Write out every entry precisely as given, leaving the pictures out.

=-=-=

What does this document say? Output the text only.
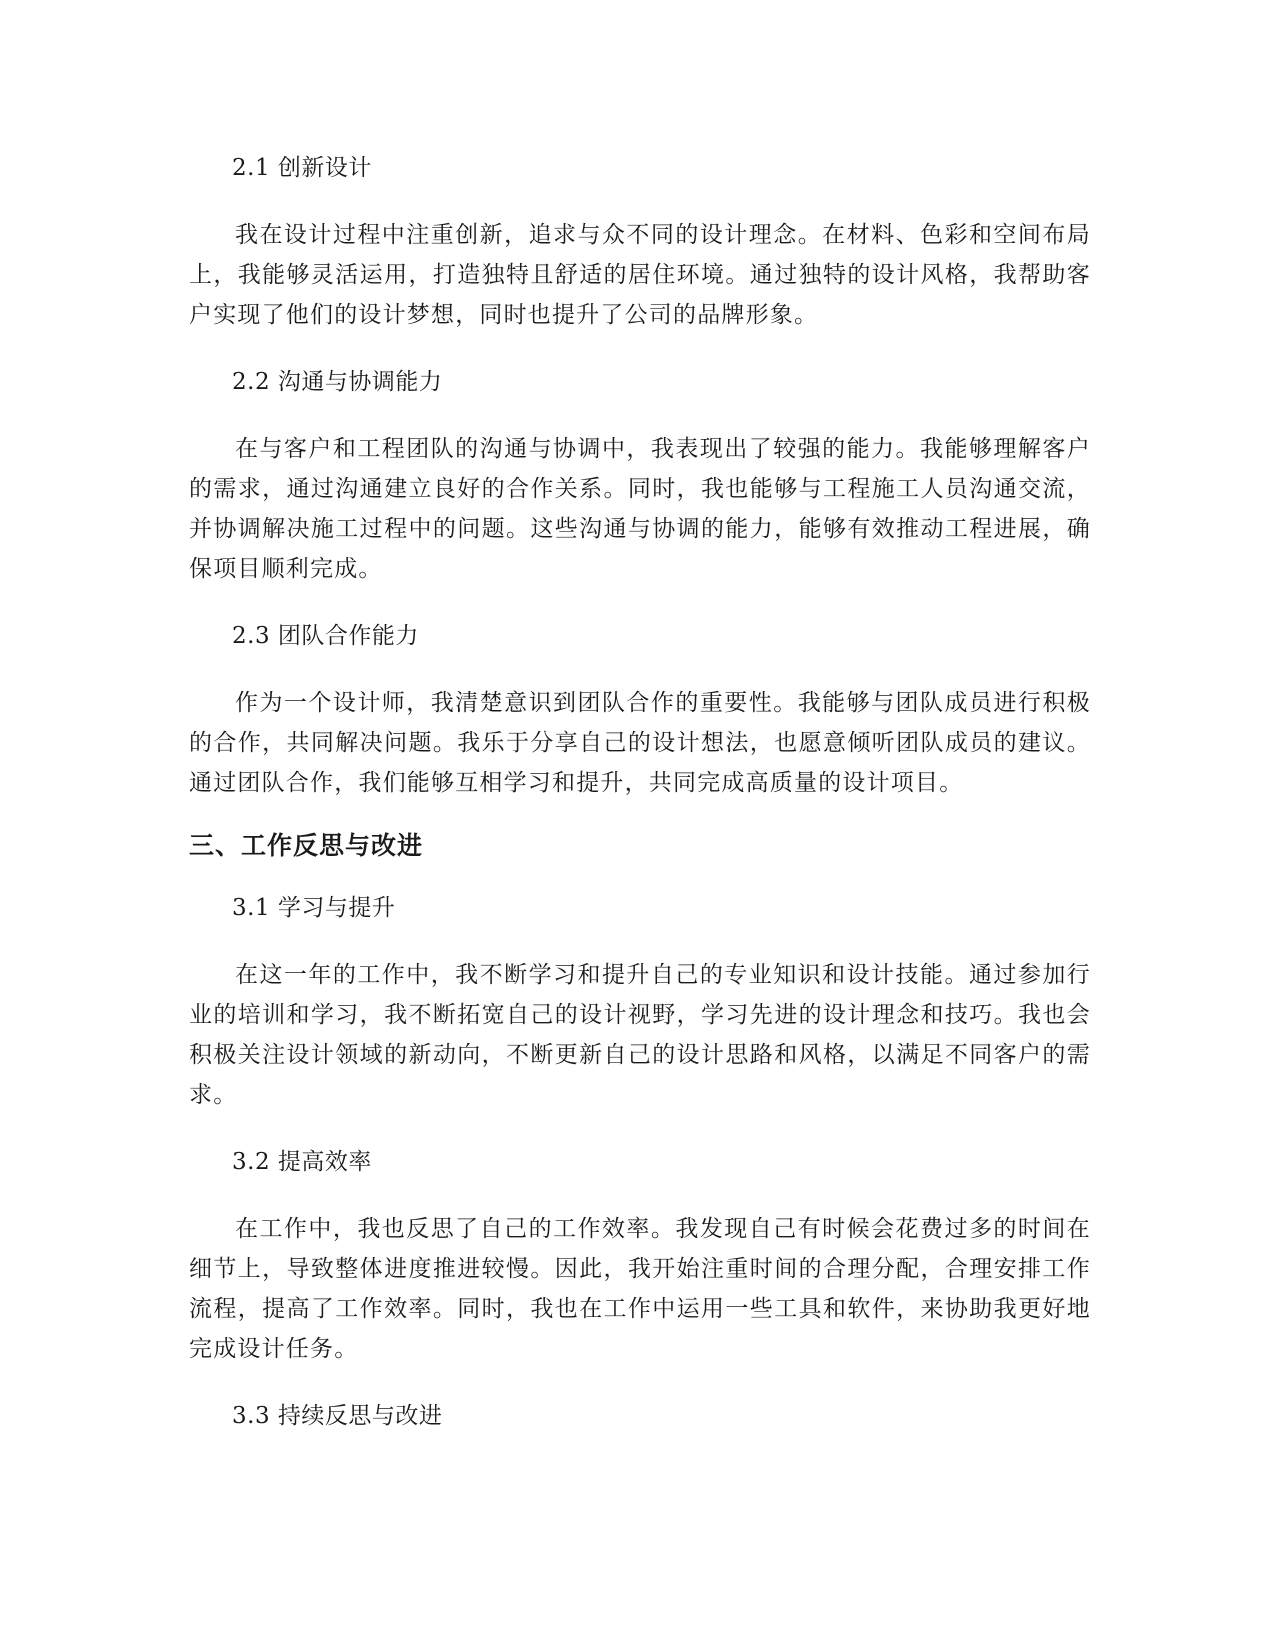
2.1 创新设计

我在设计过程中注重创新，追求与众不同的设计理念。在材料、色彩和空间布局上，我能够灵活运用，打造独特且舒适的居住环境。通过独特的设计风格，我帮助客户实现了他们的设计梦想，同时也提升了公司的品牌形象。

2.2 沟通与协调能力

在与客户和工程团队的沟通与协调中，我表现出了较强的能力。我能够理解客户的需求，通过沟通建立良好的合作关系。同时，我也能够与工程施工人员沟通交流，并协调解决施工过程中的问题。这些沟通与协调的能力，能够有效推动工程进展，确保项目顺利完成。

2.3 团队合作能力

作为一个设计师，我清楚意识到团队合作的重要性。我能够与团队成员进行积极的合作，共同解决问题。我乐于分享自己的设计想法，也愿意倾听团队成员的建议。通过团队合作，我们能够互相学习和提升，共同完成高质量的设计项目。

三、工作反思与改进
3.1 学习与提升

在这一年的工作中，我不断学习和提升自己的专业知识和设计技能。通过参加行业的培训和学习，我不断拓宽自己的设计视野，学习先进的设计理念和技巧。我也会积极关注设计领域的新动向，不断更新自己的设计思路和风格，以满足不同客户的需求。

3.2 提高效率

在工作中，我也反思了自己的工作效率。我发现自己有时候会花费过多的时间在细节上，导致整体进度推进较慢。因此，我开始注重时间的合理分配，合理安排工作流程，提高了工作效率。同时，我也在工作中运用一些工具和软件，来协助我更好地完成设计任务。

3.3 持续反思与改进
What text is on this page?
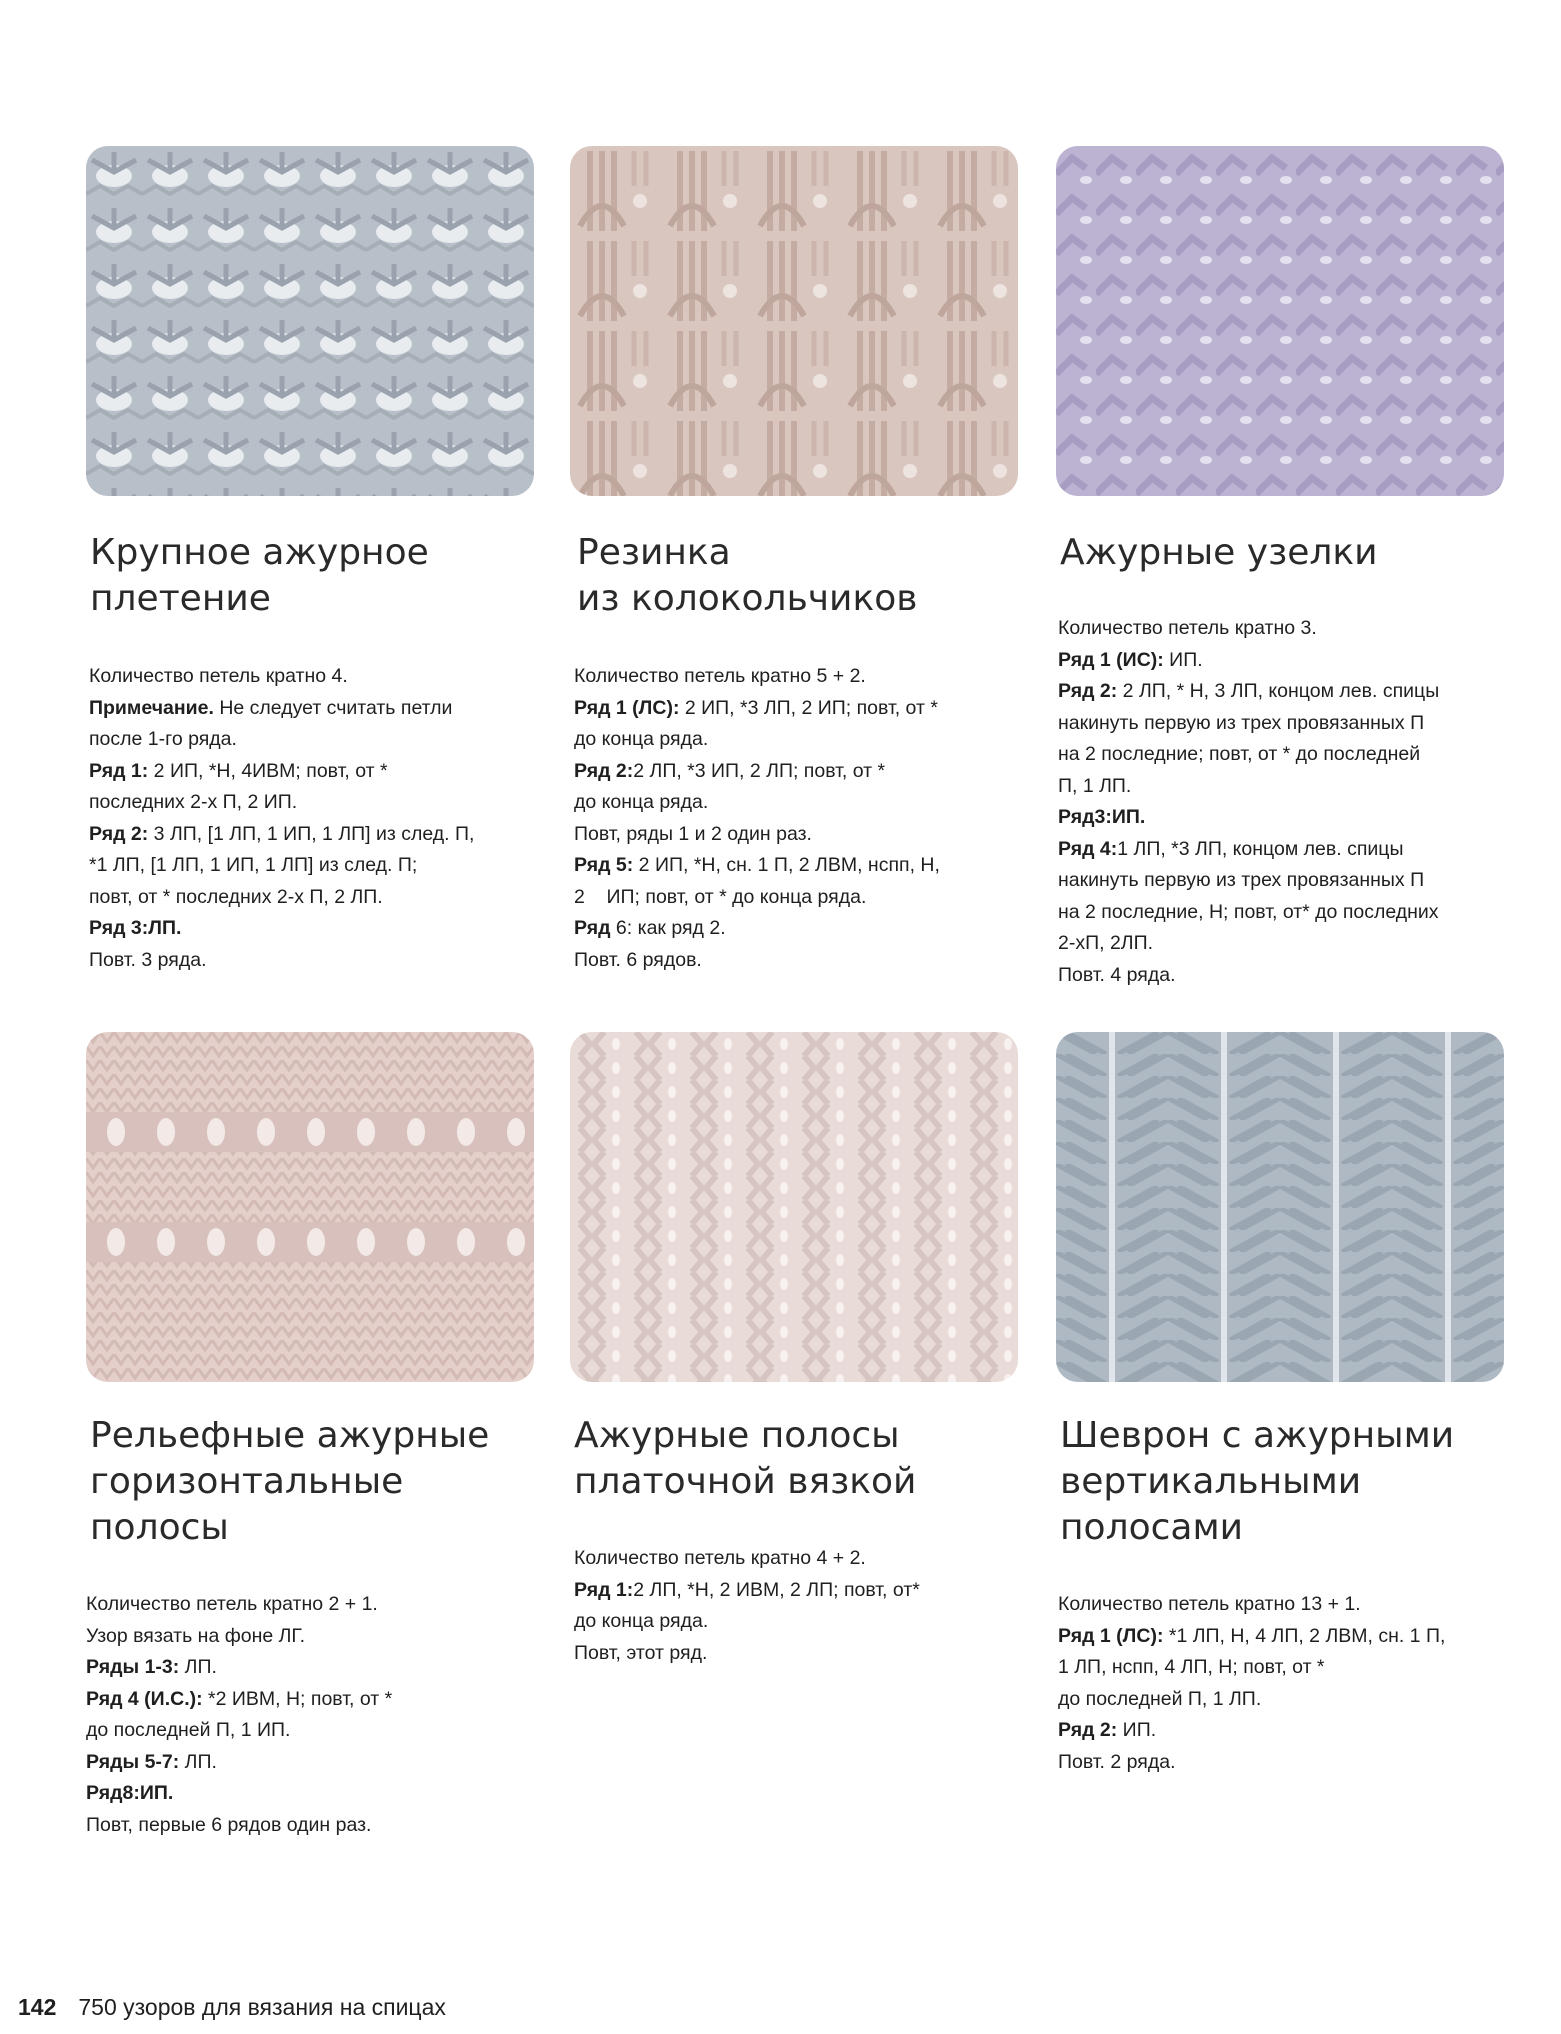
Крупное ажурное
плетение
Количество петель кратно 4.
Примечание. Не следует считать петли
после 1-го ряда.
Ряд 1: 2 ИП, *Н, 4ИВМ; повт, от *
последних 2-х П, 2 ИП.
Ряд 2: 3 ЛП, [1 ЛП, 1 ИП, 1 ЛП] из след. П,
*1 ЛП, [1 ЛП, 1 ИП, 1 ЛП] из след. П;
повт, от * последних 2-х П, 2 ЛП.
Ряд 3:ЛП.
Повт. 3 ряда.
Резинка
из колокольчиков
Количество петель кратно 5 + 2.
Ряд 1 (ЛС): 2 ИП, *3 ЛП, 2 ИП; повт, от *
до конца ряда.
Ряд 2:2 ЛП, *3 ИП, 2 ЛП; повт, от *
до конца ряда.
Повт, ряды 1 и 2 один раз.
Ряд 5: 2 ИП, *Н, сн. 1 П, 2 ЛВМ, нспп, Н,
2    ИП; повт, от * до конца ряда.
Ряд 6: как ряд 2.
Повт. 6 рядов.
Ажурные узелки
Количество петель кратно 3.
Ряд 1 (ИС): ИП.
Ряд 2: 2 ЛП, * Н, 3 ЛП, концом лев. спицы
накинуть первую из трех провязанных П
на 2 последние; повт, от * до последней
П, 1 ЛП.
Ряд3:ИП.
Ряд 4:1 ЛП, *3 ЛП, концом лев. спицы
накинуть первую из трех провязанных П
на 2 последние, Н; повт, от* до последних
2-хП, 2ЛП.
Повт. 4 ряда.
Рельефные ажурные
горизонтальные
полосы
Количество петель кратно 2 + 1.
Узор вязать на фоне ЛГ.
Ряды 1-3: ЛП.
Ряд 4 (И.С.): *2 ИВМ, Н; повт, от *
до последней П, 1 ИП.
Ряды 5-7: ЛП.
Ряд8:ИП.
Повт, первые 6 рядов один раз.
Ажурные полосы
платочной вязкой
Количество петель кратно 4 + 2.
Ряд 1:2 ЛП, *Н, 2 ИВМ, 2 ЛП; повт, от*
до конца ряда.
Повт, этот ряд.
Шеврон с ажурными
вертикальными
полосами
Количество петель кратно 13 + 1.
Ряд 1 (ЛС): *1 ЛП, Н, 4 ЛП, 2 ЛВМ, сн. 1 П,
1 ЛП, нспп, 4 ЛП, Н; повт, от *
до последней П, 1 ЛП.
Ряд 2: ИП.
Повт. 2 ряда.
142 750 узоров для вязания на спицах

=-=-=

**Exercise result**.
What does this document say? Output the text only.
2.1 创新设计

我在设计过程中注重创新，追求与众不同的设计理念。在材料、色彩和空间布局上，我能够灵活运用，打造独特且舒适的居住环境。通过独特的设计风格，我帮助客户实现了他们的设计梦想，同时也提升了公司的品牌形象。

2.2 沟通与协调能力

在与客户和工程团队的沟通与协调中，我表现出了较强的能力。我能够理解客户的需求，通过沟通建立良好的合作关系。同时，我也能够与工程施工人员沟通交流，并协调解决施工过程中的问题。这些沟通与协调的能力，能够有效推动工程进展，确保项目顺利完成。

2.3 团队合作能力

作为一个设计师，我清楚意识到团队合作的重要性。我能够与团队成员进行积极的合作，共同解决问题。我乐于分享自己的设计想法，也愿意倾听团队成员的建议。通过团队合作，我们能够互相学习和提升，共同完成高质量的设计项目。

三、工作反思与改进
3.1 学习与提升

在这一年的工作中，我不断学习和提升自己的专业知识和设计技能。通过参加行业的培训和学习，我不断拓宽自己的设计视野，学习先进的设计理念和技巧。我也会积极关注设计领域的新动向，不断更新自己的设计思路和风格，以满足不同客户的需求。

3.2 提高效率

在工作中，我也反思了自己的工作效率。我发现自己有时候会花费过多的时间在细节上，导致整体进度推进较慢。因此，我开始注重时间的合理分配，合理安排工作流程，提高了工作效率。同时，我也在工作中运用一些工具和软件，来协助我更好地完成设计任务。

3.3 持续反思与改进
What text is on this page?
Крупное ажурное
плетение
Количество петель кратно 4.
Примечание. Не следует считать петли
после 1-го ряда.
Ряд 1: 2 ИП, *Н, 4ИВМ; повт, от *
последних 2-х П, 2 ИП.
Ряд 2: 3 ЛП, [1 ЛП, 1 ИП, 1 ЛП] из след. П,
*1 ЛП, [1 ЛП, 1 ИП, 1 ЛП] из след. П;
повт, от * последних 2-х П, 2 ЛП.
Ряд 3:ЛП.
Повт. 3 ряда.
Резинка
из колокольчиков
Количество петель кратно 5 + 2.
Ряд 1 (ЛС): 2 ИП, *3 ЛП, 2 ИП; повт, от *
до конца ряда.
Ряд 2:2 ЛП, *3 ИП, 2 ЛП; повт, от *
до конца ряда.
Повт, ряды 1 и 2 один раз.
Ряд 5: 2 ИП, *Н, сн. 1 П, 2 ЛВМ, нспп, Н,
2    ИП; повт, от * до конца ряда.
Ряд 6: как ряд 2.
Повт. 6 рядов.
Ажурные узелки
Количество петель кратно 3.
Ряд 1 (ИС): ИП.
Ряд 2: 2 ЛП, * Н, 3 ЛП, концом лев. спицы
накинуть первую из трех провязанных П
на 2 последние; повт, от * до последней
П, 1 ЛП.
Ряд3:ИП.
Ряд 4:1 ЛП, *3 ЛП, концом лев. спицы
накинуть первую из трех провязанных П
на 2 последние, Н; повт, от* до последних
2-хП, 2ЛП.
Повт. 4 ряда.
Рельефные ажурные
горизонтальные
полосы
Количество петель кратно 2 + 1.
Узор вязать на фоне ЛГ.
Ряды 1-3: ЛП.
Ряд 4 (И.С.): *2 ИВМ, Н; повт, от *
до последней П, 1 ИП.
Ряды 5-7: ЛП.
Ряд8:ИП.
Повт, первые 6 рядов один раз.
Ажурные полосы
платочной вязкой
Количество петель кратно 4 + 2.
Ряд 1:2 ЛП, *Н, 2 ИВМ, 2 ЛП; повт, от*
до конца ряда.
Повт, этот ряд.
Шеврон с ажурными
вертикальными
полосами
Количество петель кратно 13 + 1.
Ряд 1 (ЛС): *1 ЛП, Н, 4 ЛП, 2 ЛВМ, сн. 1 П,
1 ЛП, нспп, 4 ЛП, Н; повт, от *
до последней П, 1 ЛП.
Ряд 2: ИП.
Повт. 2 ряда.
142 750 узоров для вязания на спицах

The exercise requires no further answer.